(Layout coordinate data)
————

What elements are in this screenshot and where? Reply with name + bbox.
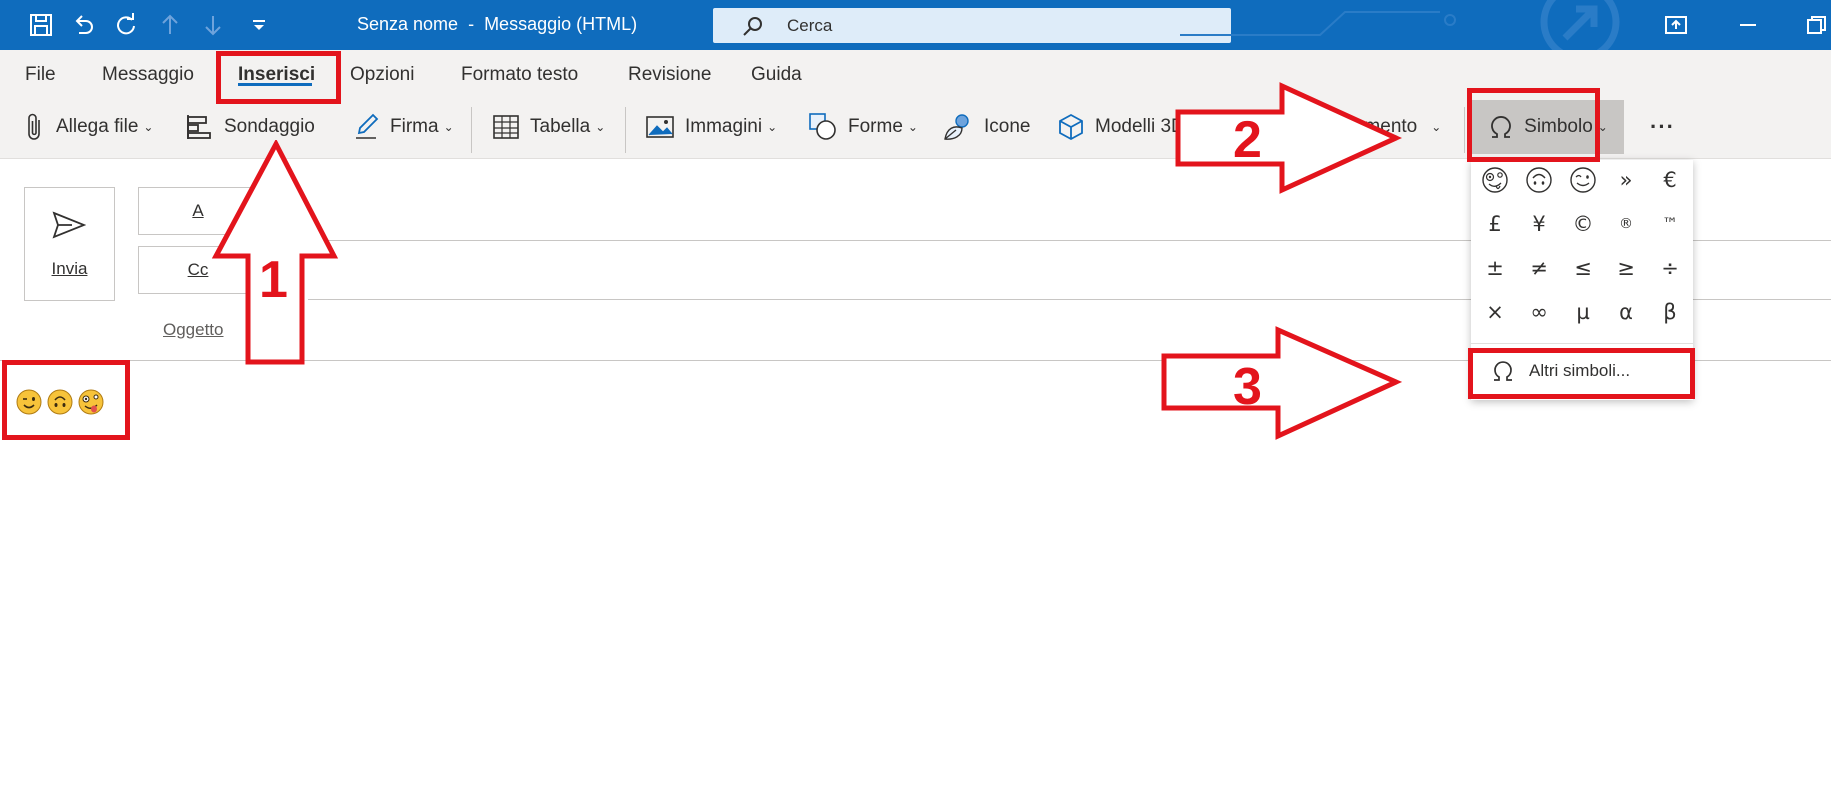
symbol-cell[interactable]: × bbox=[1473, 292, 1517, 332]
restore-icon[interactable] bbox=[1805, 14, 1827, 36]
window-title: Senza nome - Messaggio (HTML) bbox=[357, 14, 638, 34]
highlight-body-emojis bbox=[2, 360, 130, 440]
redo-icon[interactable] bbox=[113, 12, 139, 38]
paperclip-icon bbox=[28, 113, 40, 140]
icons-label: Icone bbox=[984, 116, 1031, 137]
shapes-button[interactable]: Forme ⌄ bbox=[808, 100, 918, 154]
signature-label: Firma bbox=[390, 116, 439, 137]
poll-label: Sondaggio bbox=[224, 116, 315, 137]
attach-file-label: Allega file bbox=[56, 116, 139, 137]
arrow-right-annotation bbox=[1175, 82, 1402, 194]
table-icon bbox=[493, 115, 519, 139]
tab-file[interactable]: File bbox=[25, 64, 56, 86]
symbol-cell[interactable]: ® bbox=[1604, 204, 1648, 244]
minimize-icon[interactable] bbox=[1737, 14, 1759, 36]
highlight-inserisci-tab bbox=[216, 51, 341, 104]
signature-icon bbox=[356, 113, 379, 139]
zany-face-icon[interactable] bbox=[1481, 166, 1509, 194]
ribbon-display-icon[interactable] bbox=[1664, 14, 1688, 36]
highlight-more-symbols bbox=[1468, 348, 1695, 399]
chevron-down-icon: ⌄ bbox=[767, 120, 778, 134]
search-input[interactable]: Cerca bbox=[713, 8, 1231, 43]
tab-guida[interactable]: Guida bbox=[751, 64, 802, 86]
arrow-up-icon[interactable] bbox=[157, 12, 183, 38]
attach-file-button[interactable]: Allega file ⌄ bbox=[24, 100, 153, 154]
symbol-cell[interactable]: β bbox=[1648, 292, 1692, 332]
symbol-cell[interactable]: ± bbox=[1473, 248, 1517, 288]
symbol-cell[interactable]: € bbox=[1648, 160, 1692, 200]
icons-icon bbox=[944, 114, 969, 140]
symbol-cell[interactable]: ≠ bbox=[1517, 248, 1561, 288]
chevron-down-icon: ⌄ bbox=[443, 120, 454, 134]
undo-icon[interactable] bbox=[70, 12, 96, 38]
send-button[interactable]: Invia bbox=[24, 187, 115, 301]
winking-face-icon[interactable] bbox=[1569, 166, 1597, 194]
search-placeholder: Cerca bbox=[787, 16, 833, 35]
symbol-cell[interactable]: ¥ bbox=[1517, 204, 1561, 244]
chevron-down-icon: ⌄ bbox=[1431, 120, 1442, 134]
3d-models-label: Modelli 3D bbox=[1095, 116, 1185, 137]
poll-icon bbox=[187, 115, 211, 139]
ribbon-separator bbox=[471, 107, 472, 153]
chevron-down-icon: ⌄ bbox=[595, 120, 606, 134]
step-3-label: 3 bbox=[1233, 358, 1262, 416]
tab-messaggio[interactable]: Messaggio bbox=[102, 64, 194, 86]
table-label: Tabella bbox=[530, 116, 591, 137]
more-commands-button[interactable]: ··· bbox=[1650, 100, 1675, 154]
search-icon bbox=[743, 17, 762, 36]
title-bar: Senza nome - Messaggio (HTML) Cerca bbox=[0, 0, 1831, 50]
symbol-cell[interactable]: α bbox=[1604, 292, 1648, 332]
images-label: Immagini bbox=[685, 116, 763, 137]
shapes-label: Forme bbox=[848, 116, 903, 137]
tab-opzioni[interactable]: Opzioni bbox=[350, 64, 414, 86]
cube-icon bbox=[1059, 113, 1083, 141]
signature-button[interactable]: Firma ⌄ bbox=[352, 100, 454, 154]
arrow-down-icon[interactable] bbox=[200, 12, 226, 38]
symbol-cell[interactable]: ™ bbox=[1648, 204, 1692, 244]
panel-divider bbox=[1471, 343, 1693, 344]
symbol-cell[interactable]: ≤ bbox=[1561, 248, 1605, 288]
tab-formato-testo[interactable]: Formato testo bbox=[461, 64, 578, 86]
symbol-cell[interactable]: ÷ bbox=[1648, 248, 1692, 288]
step-1-label: 1 bbox=[259, 251, 288, 309]
step-2-label: 2 bbox=[1233, 111, 1262, 169]
symbol-cell[interactable]: ∞ bbox=[1517, 292, 1561, 332]
tab-revisione[interactable]: Revisione bbox=[628, 64, 711, 86]
images-button[interactable]: Immagini ⌄ bbox=[645, 100, 777, 154]
save-icon[interactable] bbox=[28, 12, 54, 38]
send-label: Invia bbox=[51, 259, 88, 278]
upside-down-face-icon[interactable] bbox=[1525, 166, 1553, 194]
arrow-right-annotation bbox=[1161, 326, 1402, 440]
shapes-icon bbox=[809, 113, 836, 140]
decorative-pattern bbox=[1180, 0, 1620, 50]
highlight-symbol-button bbox=[1467, 88, 1600, 162]
chevron-down-icon: ⌄ bbox=[907, 120, 918, 134]
ribbon-separator bbox=[1464, 107, 1465, 153]
image-icon bbox=[646, 116, 674, 138]
chevron-down-icon: ⌄ bbox=[143, 120, 154, 134]
symbol-cell[interactable]: ≥ bbox=[1604, 248, 1648, 288]
symbol-cell[interactable]: £ bbox=[1473, 204, 1517, 244]
customize-toolbar-icon[interactable] bbox=[246, 12, 272, 38]
symbol-cell[interactable]: © bbox=[1561, 204, 1605, 244]
table-button[interactable]: Tabella ⌄ bbox=[492, 100, 605, 154]
symbol-cell[interactable]: » bbox=[1604, 160, 1648, 200]
symbol-cell[interactable]: µ bbox=[1561, 292, 1605, 332]
send-icon bbox=[52, 211, 86, 239]
icons-button[interactable]: Icone bbox=[942, 100, 1030, 154]
ribbon-separator bbox=[625, 107, 626, 153]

————

## WHAT TO PRODUCE
Could you copy every line of the entries above verbatim, leaving out the pictures?

## FULL ANSWER
What elements are in this screenshot and where? Reply with name + bbox.
symbol-cell[interactable]: × bbox=[1473, 292, 1517, 332]
restore-icon[interactable] bbox=[1805, 14, 1827, 36]
window-title: Senza nome - Messaggio (HTML) bbox=[357, 14, 638, 34]
highlight-body-emojis bbox=[2, 360, 130, 440]
redo-icon[interactable] bbox=[113, 12, 139, 38]
paperclip-icon bbox=[28, 113, 40, 140]
icons-label: Icone bbox=[984, 116, 1031, 137]
shapes-button[interactable]: Forme ⌄ bbox=[808, 100, 918, 154]
signature-label: Firma bbox=[390, 116, 439, 137]
poll-label: Sondaggio bbox=[224, 116, 315, 137]
attach-file-label: Allega file bbox=[56, 116, 139, 137]
arrow-right-annotation bbox=[1175, 82, 1402, 194]
table-icon bbox=[493, 115, 519, 139]
tab-file[interactable]: File bbox=[25, 64, 56, 86]
symbol-cell[interactable]: ® bbox=[1604, 204, 1648, 244]
minimize-icon[interactable] bbox=[1737, 14, 1759, 36]
highlight-inserisci-tab bbox=[216, 51, 341, 104]
signature-icon bbox=[356, 113, 379, 139]
zany-face-icon[interactable] bbox=[1481, 166, 1509, 194]
ribbon-display-icon[interactable] bbox=[1664, 14, 1688, 36]
highlight-more-symbols bbox=[1468, 348, 1695, 399]
chevron-down-icon: ⌄ bbox=[767, 120, 778, 134]
search-input[interactable]: Cerca bbox=[713, 8, 1231, 43]
tab-guida[interactable]: Guida bbox=[751, 64, 802, 86]
arrow-up-icon[interactable] bbox=[157, 12, 183, 38]
attach-file-button[interactable]: Allega file ⌄ bbox=[24, 100, 153, 154]
symbol-cell[interactable]: β bbox=[1648, 292, 1692, 332]
symbol-cell[interactable]: ± bbox=[1473, 248, 1517, 288]
symbol-cell[interactable]: € bbox=[1648, 160, 1692, 200]
icons-icon bbox=[944, 114, 969, 140]
symbol-cell[interactable]: ≠ bbox=[1517, 248, 1561, 288]
chevron-down-icon: ⌄ bbox=[443, 120, 454, 134]
undo-icon[interactable] bbox=[70, 12, 96, 38]
send-button[interactable]: Invia bbox=[24, 187, 115, 301]
winking-face-icon[interactable] bbox=[1569, 166, 1597, 194]
search-placeholder: Cerca bbox=[787, 16, 833, 35]
symbol-cell[interactable]: ¥ bbox=[1517, 204, 1561, 244]
chevron-down-icon: ⌄ bbox=[1431, 120, 1442, 134]
3d-models-label: Modelli 3D bbox=[1095, 116, 1185, 137]
poll-icon bbox=[187, 115, 211, 139]
ribbon-separator bbox=[471, 107, 472, 153]
chevron-down-icon: ⌄ bbox=[595, 120, 606, 134]
step-3-label: 3 bbox=[1233, 358, 1262, 416]
tab-messaggio[interactable]: Messaggio bbox=[102, 64, 194, 86]
table-label: Tabella bbox=[530, 116, 591, 137]
more-commands-button[interactable]: ··· bbox=[1650, 100, 1675, 154]
search-icon bbox=[743, 17, 762, 36]
title-bar: Senza nome - Messaggio (HTML) Cerca bbox=[0, 0, 1831, 50]
symbol-cell[interactable]: α bbox=[1604, 292, 1648, 332]
images-label: Immagini bbox=[685, 116, 763, 137]
shapes-label: Forme bbox=[848, 116, 903, 137]
tab-opzioni[interactable]: Opzioni bbox=[350, 64, 414, 86]
cube-icon bbox=[1059, 113, 1083, 141]
signature-button[interactable]: Firma ⌄ bbox=[352, 100, 454, 154]
arrow-down-icon[interactable] bbox=[200, 12, 226, 38]
symbol-cell[interactable]: ™ bbox=[1648, 204, 1692, 244]
panel-divider bbox=[1471, 343, 1693, 344]
symbol-cell[interactable]: ≤ bbox=[1561, 248, 1605, 288]
tab-formato-testo[interactable]: Formato testo bbox=[461, 64, 578, 86]
symbol-cell[interactable]: ÷ bbox=[1648, 248, 1692, 288]
step-1-label: 1 bbox=[259, 251, 288, 309]
step-2-label: 2 bbox=[1233, 111, 1262, 169]
symbol-cell[interactable]: ∞ bbox=[1517, 292, 1561, 332]
tab-revisione[interactable]: Revisione bbox=[628, 64, 711, 86]
images-button[interactable]: Immagini ⌄ bbox=[645, 100, 777, 154]
save-icon[interactable] bbox=[28, 12, 54, 38]
send-label: Invia bbox=[51, 259, 88, 278]
upside-down-face-icon[interactable] bbox=[1525, 166, 1553, 194]
arrow-right-annotation bbox=[1161, 326, 1402, 440]
shapes-icon bbox=[809, 113, 836, 140]
decorative-pattern bbox=[1180, 0, 1620, 50]
highlight-symbol-button bbox=[1467, 88, 1600, 162]
chevron-down-icon: ⌄ bbox=[907, 120, 918, 134]
ribbon-separator bbox=[1464, 107, 1465, 153]
image-icon bbox=[646, 116, 674, 138]
chevron-down-icon: ⌄ bbox=[143, 120, 154, 134]
symbol-cell[interactable]: ≥ bbox=[1604, 248, 1648, 288]
symbol-cell[interactable]: £ bbox=[1473, 204, 1517, 244]
customize-toolbar-icon[interactable] bbox=[246, 12, 272, 38]
symbol-cell[interactable]: © bbox=[1561, 204, 1605, 244]
table-button[interactable]: Tabella ⌄ bbox=[492, 100, 605, 154]
symbol-cell[interactable]: » bbox=[1604, 160, 1648, 200]
symbol-cell[interactable]: µ bbox=[1561, 292, 1605, 332]
send-icon bbox=[52, 211, 86, 239]
icons-button[interactable]: Icone bbox=[942, 100, 1030, 154]
ribbon-separator bbox=[625, 107, 626, 153]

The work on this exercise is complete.